→ Given records:
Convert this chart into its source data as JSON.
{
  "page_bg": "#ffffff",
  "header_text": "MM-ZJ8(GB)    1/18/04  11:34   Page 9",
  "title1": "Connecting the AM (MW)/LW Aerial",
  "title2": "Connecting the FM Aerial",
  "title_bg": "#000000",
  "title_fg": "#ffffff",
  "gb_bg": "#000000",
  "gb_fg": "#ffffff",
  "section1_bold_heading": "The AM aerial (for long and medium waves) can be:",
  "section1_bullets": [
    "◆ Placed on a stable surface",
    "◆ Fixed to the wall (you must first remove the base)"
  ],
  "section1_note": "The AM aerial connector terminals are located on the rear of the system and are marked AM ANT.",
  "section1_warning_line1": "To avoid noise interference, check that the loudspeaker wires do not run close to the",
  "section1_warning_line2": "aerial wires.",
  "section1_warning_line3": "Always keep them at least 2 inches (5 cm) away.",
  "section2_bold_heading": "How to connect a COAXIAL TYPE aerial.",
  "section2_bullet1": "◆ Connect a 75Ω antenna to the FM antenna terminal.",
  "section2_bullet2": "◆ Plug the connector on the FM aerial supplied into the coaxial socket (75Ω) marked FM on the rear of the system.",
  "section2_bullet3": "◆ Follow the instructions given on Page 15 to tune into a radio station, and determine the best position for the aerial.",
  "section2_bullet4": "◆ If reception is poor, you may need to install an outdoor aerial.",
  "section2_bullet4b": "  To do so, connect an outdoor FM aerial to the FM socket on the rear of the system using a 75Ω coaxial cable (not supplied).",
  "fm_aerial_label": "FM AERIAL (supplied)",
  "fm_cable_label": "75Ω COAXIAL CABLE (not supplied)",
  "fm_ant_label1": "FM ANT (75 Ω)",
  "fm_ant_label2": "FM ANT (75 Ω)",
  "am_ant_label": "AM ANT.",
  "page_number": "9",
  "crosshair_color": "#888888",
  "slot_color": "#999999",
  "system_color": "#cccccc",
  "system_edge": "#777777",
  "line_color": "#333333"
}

→ Work instructions:
Every record should be given again exactly.

→ Answer:
Convert this chart into its source data as JSON.
{
  "page_bg": "#ffffff",
  "header_text": "MM-ZJ8(GB)    1/18/04  11:34   Page 9",
  "title1": "Connecting the AM (MW)/LW Aerial",
  "title2": "Connecting the FM Aerial",
  "title_bg": "#000000",
  "title_fg": "#ffffff",
  "gb_bg": "#000000",
  "gb_fg": "#ffffff",
  "section1_bold_heading": "The AM aerial (for long and medium waves) can be:",
  "section1_bullets": [
    "◆ Placed on a stable surface",
    "◆ Fixed to the wall (you must first remove the base)"
  ],
  "section1_note": "The AM aerial connector terminals are located on the rear of the system and are marked AM ANT.",
  "section1_warning_line1": "To avoid noise interference, check that the loudspeaker wires do not run close to the",
  "section1_warning_line2": "aerial wires.",
  "section1_warning_line3": "Always keep them at least 2 inches (5 cm) away.",
  "section2_bold_heading": "How to connect a COAXIAL TYPE aerial.",
  "section2_bullet1": "◆ Connect a 75Ω antenna to the FM antenna terminal.",
  "section2_bullet2": "◆ Plug the connector on the FM aerial supplied into the coaxial socket (75Ω) marked FM on the rear of the system.",
  "section2_bullet3": "◆ Follow the instructions given on Page 15 to tune into a radio station, and determine the best position for the aerial.",
  "section2_bullet4": "◆ If reception is poor, you may need to install an outdoor aerial.",
  "section2_bullet4b": "  To do so, connect an outdoor FM aerial to the FM socket on the rear of the system using a 75Ω coaxial cable (not supplied).",
  "fm_aerial_label": "FM AERIAL (supplied)",
  "fm_cable_label": "75Ω COAXIAL CABLE (not supplied)",
  "fm_ant_label1": "FM ANT (75 Ω)",
  "fm_ant_label2": "FM ANT (75 Ω)",
  "am_ant_label": "AM ANT.",
  "page_number": "9",
  "crosshair_color": "#888888",
  "slot_color": "#999999",
  "system_color": "#cccccc",
  "system_edge": "#777777",
  "line_color": "#333333"
}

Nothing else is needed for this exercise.